**FRAGMENTO DEL DOCUMENTO:**
══════

Somos la generación de los licenciados sin empleo. Así que, ¿Qué caso tiene estar aquí?

El pensamiento del mañana corre por mis venas, fluye, espeso, volviendo mis movimientos lentos, torpes, un jodido zombie. Tengo miedo de elegir algo y fracasar en ello. No quiero terminar en la calle, pero estoy al tanto de que si no pongo mi vida en orden muy pronto despertaré desempleado, en un departamento de tres por dos, bebiendo hasta tarde, y arrepintiéndome de todas las decisiones que no tome.

Cada mañana el hombre de las noticias me repite todo lo que voy a perder, y aun así no hago nada, solo me quedo en cama todo el día en ropa interior esperando la salida de la luna; soy el autor de mi propio desastre, pero está bien.

Las cosas podrían ser diferentes, pero no lo son. La vida que esta allá afuera, que me está esperando, agoniza cada día, porque cada muerte, cada secuestro, cada asalto, dejan de ser una tragedia y solo se añaden a las estadísticas. Es por ello que prefiero quedarme en casa en vez de salir a fiestas, con amigos, o al cine, me niego a disfrutar aunque sea un poco de todo el tiempo libre del cual dispongo.

Lo veo, hay un montón de gente desempleada, y mi único sueño en este momento es conseguir un trabajo para pagar los libros que compro cada mes.

══════

[Datos estructurados del análisis de la página]
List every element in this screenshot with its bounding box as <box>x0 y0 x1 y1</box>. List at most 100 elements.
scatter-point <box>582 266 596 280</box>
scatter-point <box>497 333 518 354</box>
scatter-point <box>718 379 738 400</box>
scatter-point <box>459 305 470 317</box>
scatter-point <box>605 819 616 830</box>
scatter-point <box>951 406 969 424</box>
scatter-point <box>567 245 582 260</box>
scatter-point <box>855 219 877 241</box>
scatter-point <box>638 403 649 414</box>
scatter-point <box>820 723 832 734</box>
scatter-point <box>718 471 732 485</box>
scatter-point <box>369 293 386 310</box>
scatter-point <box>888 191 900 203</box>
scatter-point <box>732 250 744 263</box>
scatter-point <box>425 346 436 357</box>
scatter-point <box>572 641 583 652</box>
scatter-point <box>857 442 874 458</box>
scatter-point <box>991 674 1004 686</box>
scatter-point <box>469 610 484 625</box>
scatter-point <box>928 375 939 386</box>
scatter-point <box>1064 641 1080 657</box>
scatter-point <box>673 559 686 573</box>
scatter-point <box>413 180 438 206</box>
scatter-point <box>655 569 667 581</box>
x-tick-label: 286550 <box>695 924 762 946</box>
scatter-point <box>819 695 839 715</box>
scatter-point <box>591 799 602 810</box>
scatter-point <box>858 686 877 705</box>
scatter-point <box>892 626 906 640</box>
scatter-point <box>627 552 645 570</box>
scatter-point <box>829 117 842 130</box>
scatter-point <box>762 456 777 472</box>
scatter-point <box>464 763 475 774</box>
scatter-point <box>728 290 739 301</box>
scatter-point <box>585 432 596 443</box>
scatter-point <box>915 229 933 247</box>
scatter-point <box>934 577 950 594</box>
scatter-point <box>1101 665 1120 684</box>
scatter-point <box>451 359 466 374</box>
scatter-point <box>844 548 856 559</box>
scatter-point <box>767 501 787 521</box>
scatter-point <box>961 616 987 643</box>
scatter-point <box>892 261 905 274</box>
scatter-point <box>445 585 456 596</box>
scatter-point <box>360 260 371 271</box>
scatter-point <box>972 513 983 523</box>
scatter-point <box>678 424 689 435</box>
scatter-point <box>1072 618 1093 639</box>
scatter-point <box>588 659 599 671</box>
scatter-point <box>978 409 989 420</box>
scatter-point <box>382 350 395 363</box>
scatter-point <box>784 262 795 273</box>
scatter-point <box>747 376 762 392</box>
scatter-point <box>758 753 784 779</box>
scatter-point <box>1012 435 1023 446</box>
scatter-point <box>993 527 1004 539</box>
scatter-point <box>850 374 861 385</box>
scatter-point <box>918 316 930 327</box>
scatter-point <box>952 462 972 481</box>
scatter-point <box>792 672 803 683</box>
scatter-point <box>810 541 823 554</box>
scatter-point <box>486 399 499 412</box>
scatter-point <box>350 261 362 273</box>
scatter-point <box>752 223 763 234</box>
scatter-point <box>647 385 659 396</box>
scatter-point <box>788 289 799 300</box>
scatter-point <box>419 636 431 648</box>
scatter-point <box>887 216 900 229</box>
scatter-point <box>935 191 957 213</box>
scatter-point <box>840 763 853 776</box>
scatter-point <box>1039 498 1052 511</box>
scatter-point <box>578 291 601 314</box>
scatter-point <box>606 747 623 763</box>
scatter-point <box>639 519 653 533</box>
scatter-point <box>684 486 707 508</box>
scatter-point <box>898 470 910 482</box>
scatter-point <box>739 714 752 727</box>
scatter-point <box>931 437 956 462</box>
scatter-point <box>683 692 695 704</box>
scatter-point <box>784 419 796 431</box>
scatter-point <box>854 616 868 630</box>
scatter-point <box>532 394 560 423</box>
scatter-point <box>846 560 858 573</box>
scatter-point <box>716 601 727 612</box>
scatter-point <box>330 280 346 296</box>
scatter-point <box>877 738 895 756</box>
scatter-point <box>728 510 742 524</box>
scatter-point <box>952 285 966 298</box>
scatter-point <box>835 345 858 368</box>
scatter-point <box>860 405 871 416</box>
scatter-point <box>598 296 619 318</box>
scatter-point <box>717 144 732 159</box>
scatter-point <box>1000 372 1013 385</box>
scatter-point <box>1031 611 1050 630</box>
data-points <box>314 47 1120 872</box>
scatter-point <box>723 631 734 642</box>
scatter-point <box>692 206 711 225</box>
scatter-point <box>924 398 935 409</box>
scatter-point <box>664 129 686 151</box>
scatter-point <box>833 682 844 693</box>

══════

**PREGUNTAS DE ESTUDIO:**
a - Reemplaza "libros" por "discos" en la parte del fragmento que empieza con las palabras "Las cosas podrían" y termina con "compro cada mes.", y escríbela de nuevo.
b - Según el fragmento, ¿para qué quiere conseguir un trabajo quien narra?
c - Enumera los hechos que, según el fragmento, dejan de ser una tragedia y solo se añaden a las estadísticas.
El material no hace falta para nada.

**RESPUESTAS:**
a -
Las cosas podrían ser diferentes, pero no lo son. La vida que esta allá afuera, que me está esperando, agoniza cada día, porque cada muerte, cada secuestro, cada asalto, dejan de ser una tragedia y solo se añaden a las estadísticas. Es por ello que prefiero quedarme en casa en vez de salir a fiestas, con amigos, o al cine, me niego a disfrutar aunque sea un poco de todo el tiempo libre del cual dispongo.

Lo veo, hay un montón de gente desempleada, y mi único sueño en este momento es conseguir un trabajo para pagar los discos que compro cada mes.

b - Para pagar los libros que compra cada mes.

c -
- Cada muerte
- Cada secuestro
- Cada asalto